Problem details:
Copy each line below in which the word "euros" occurs.
**********
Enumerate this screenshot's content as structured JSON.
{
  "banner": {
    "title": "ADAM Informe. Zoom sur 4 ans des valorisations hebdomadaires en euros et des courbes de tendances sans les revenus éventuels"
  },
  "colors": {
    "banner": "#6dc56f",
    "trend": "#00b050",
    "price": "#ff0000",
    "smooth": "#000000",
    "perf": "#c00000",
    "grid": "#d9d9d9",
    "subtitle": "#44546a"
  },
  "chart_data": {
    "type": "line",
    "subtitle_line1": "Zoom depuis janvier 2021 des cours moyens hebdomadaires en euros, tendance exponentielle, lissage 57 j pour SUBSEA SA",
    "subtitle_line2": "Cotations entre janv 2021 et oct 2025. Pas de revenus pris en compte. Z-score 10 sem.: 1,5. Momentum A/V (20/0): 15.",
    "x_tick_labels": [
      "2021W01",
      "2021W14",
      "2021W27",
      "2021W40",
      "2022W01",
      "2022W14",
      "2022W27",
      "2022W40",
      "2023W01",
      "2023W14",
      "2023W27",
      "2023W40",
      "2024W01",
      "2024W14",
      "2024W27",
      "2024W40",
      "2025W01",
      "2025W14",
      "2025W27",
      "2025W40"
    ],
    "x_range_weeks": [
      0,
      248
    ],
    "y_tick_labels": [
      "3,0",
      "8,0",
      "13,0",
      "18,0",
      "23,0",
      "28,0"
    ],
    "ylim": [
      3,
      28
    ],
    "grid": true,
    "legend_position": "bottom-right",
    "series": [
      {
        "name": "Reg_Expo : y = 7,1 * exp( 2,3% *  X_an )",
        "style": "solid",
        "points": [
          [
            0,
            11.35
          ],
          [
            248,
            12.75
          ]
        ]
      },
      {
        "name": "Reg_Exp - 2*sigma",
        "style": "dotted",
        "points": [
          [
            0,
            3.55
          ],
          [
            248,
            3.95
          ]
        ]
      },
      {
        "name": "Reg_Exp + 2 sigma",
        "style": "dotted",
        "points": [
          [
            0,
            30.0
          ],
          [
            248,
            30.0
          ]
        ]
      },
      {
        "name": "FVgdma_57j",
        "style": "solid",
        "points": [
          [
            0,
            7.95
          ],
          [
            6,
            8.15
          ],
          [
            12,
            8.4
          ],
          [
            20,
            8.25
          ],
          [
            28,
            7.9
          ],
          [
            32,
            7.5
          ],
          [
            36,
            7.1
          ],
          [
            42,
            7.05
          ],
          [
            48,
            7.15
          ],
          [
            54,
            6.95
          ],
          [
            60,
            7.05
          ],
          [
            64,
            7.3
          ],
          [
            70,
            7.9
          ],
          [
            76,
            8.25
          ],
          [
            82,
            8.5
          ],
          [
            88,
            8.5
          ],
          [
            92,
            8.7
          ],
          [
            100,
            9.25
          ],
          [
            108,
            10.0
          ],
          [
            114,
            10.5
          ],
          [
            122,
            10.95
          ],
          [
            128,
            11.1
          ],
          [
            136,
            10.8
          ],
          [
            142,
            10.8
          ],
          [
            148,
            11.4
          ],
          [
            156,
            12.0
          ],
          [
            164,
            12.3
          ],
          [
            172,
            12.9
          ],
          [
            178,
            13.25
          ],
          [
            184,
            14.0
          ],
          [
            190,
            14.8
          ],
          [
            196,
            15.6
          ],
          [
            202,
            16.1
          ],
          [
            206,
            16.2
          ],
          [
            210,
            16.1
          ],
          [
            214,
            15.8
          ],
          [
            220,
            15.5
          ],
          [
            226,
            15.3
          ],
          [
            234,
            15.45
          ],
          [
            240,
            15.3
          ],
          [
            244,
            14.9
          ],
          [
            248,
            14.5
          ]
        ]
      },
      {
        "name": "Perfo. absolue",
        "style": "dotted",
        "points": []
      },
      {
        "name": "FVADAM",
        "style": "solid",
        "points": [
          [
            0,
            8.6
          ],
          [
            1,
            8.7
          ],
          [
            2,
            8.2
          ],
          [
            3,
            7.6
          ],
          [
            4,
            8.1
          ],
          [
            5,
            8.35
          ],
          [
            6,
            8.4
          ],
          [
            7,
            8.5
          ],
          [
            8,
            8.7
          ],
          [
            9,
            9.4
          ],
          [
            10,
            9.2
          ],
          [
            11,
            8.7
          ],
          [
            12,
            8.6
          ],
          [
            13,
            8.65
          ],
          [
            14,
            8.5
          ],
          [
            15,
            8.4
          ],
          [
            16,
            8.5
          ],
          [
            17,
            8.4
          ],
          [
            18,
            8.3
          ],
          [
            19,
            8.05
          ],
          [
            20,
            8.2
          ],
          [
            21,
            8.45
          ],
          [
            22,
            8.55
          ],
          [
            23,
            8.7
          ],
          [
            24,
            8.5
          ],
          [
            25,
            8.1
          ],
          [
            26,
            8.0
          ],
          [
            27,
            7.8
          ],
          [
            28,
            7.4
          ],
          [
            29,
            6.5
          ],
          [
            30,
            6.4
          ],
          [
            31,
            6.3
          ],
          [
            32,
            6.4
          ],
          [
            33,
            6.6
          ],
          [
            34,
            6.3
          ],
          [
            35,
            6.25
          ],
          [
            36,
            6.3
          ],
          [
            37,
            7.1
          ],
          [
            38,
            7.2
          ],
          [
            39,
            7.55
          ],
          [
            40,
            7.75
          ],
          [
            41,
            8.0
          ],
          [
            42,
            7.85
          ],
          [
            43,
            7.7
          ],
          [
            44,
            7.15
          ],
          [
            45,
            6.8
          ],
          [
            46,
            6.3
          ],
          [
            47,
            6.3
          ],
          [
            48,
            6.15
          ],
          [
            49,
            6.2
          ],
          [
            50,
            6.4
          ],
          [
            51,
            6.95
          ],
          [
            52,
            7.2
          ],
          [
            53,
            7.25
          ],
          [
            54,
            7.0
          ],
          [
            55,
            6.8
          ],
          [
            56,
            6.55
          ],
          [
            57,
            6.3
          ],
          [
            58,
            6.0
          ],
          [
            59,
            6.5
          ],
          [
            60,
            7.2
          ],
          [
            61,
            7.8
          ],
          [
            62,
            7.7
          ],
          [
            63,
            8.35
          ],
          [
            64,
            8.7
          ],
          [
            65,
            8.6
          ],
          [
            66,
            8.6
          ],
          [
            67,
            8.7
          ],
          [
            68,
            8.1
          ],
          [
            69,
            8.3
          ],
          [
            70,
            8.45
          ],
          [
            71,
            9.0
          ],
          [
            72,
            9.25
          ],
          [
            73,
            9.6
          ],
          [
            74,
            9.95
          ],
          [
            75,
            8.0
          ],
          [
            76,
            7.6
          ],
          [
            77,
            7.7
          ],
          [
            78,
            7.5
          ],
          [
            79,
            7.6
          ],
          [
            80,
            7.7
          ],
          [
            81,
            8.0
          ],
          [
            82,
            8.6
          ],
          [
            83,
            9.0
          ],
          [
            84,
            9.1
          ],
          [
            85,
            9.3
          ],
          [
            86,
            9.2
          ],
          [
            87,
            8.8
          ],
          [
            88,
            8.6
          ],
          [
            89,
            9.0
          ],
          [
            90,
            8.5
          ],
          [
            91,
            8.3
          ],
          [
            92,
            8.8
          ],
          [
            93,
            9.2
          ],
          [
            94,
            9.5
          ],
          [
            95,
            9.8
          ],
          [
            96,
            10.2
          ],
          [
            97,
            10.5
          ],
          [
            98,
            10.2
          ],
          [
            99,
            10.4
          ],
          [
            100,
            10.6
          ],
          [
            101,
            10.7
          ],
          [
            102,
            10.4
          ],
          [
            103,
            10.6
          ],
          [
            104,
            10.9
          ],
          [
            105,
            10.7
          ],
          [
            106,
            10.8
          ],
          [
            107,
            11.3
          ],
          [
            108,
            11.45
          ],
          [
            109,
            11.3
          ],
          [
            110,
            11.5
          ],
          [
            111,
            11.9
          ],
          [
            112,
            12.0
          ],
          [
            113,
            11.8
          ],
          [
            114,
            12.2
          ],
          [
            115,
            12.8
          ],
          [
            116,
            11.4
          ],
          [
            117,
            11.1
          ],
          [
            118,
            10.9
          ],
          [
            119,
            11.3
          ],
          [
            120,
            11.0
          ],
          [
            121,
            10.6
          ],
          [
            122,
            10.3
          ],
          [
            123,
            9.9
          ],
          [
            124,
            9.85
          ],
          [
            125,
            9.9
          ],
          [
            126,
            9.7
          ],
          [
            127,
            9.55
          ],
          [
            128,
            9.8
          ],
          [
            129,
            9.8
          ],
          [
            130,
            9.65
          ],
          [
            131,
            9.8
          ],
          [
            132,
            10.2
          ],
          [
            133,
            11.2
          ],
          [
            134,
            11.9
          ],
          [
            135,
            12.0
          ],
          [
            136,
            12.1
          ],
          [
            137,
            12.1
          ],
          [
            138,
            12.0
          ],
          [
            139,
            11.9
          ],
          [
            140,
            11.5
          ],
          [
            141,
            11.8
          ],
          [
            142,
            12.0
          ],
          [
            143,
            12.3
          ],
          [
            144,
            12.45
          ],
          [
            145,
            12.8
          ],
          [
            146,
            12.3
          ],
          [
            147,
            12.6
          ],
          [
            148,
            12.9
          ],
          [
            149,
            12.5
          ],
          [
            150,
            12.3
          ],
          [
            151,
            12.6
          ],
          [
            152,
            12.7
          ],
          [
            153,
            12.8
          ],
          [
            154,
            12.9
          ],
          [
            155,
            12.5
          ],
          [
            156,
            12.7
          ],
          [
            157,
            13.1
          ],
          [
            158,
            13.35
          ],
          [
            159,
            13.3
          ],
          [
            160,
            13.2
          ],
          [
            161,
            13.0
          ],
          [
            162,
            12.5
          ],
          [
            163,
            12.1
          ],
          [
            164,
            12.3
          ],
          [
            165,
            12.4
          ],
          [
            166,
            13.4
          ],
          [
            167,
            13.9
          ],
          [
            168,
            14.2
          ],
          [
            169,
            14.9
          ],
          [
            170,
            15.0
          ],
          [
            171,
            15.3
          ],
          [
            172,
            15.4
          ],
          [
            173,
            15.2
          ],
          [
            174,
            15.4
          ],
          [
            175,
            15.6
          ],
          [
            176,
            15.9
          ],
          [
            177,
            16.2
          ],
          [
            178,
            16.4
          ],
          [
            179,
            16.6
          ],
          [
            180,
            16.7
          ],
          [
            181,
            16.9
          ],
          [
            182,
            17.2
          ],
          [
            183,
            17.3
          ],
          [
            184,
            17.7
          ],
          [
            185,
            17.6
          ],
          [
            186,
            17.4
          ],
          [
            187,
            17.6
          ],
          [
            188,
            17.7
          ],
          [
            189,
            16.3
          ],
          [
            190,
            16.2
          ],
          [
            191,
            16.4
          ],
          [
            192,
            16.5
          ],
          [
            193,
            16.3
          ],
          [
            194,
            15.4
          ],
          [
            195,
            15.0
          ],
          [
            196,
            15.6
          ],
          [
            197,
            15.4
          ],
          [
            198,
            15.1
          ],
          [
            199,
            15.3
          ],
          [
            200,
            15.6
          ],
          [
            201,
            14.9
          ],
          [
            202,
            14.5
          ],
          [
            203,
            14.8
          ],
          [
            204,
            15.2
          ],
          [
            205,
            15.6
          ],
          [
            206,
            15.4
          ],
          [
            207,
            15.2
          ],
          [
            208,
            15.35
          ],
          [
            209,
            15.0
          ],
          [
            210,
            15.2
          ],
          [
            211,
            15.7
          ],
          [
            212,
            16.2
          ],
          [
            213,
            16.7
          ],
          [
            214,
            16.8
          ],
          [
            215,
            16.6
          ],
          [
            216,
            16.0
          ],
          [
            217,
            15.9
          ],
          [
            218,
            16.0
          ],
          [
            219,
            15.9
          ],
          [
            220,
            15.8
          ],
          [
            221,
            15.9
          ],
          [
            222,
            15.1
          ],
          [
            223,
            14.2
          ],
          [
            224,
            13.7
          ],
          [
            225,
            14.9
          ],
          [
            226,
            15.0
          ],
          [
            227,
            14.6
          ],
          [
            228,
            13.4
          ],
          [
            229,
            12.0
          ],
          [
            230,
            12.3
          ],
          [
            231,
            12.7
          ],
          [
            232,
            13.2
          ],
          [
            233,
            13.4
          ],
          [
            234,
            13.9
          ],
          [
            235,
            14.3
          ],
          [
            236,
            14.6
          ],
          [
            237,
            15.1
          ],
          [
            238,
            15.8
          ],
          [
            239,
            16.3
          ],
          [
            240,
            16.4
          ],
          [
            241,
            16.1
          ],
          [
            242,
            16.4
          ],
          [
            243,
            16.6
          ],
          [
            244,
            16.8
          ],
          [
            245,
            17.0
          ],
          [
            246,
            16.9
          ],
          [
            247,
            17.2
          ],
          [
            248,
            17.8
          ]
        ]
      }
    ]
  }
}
**********
Expected answer:
    "title": "ADAM Informe. Zoom sur 4 ans des valorisations hebdomadaires en euros et des courbes de tendances sans les revenus éventuels"
    "subtitle_line1": "Zoom depuis janvier 2021 des cours moyens hebdomadaires en euros, tendance exponentielle, lissage 57 j pour SUBSEA SA",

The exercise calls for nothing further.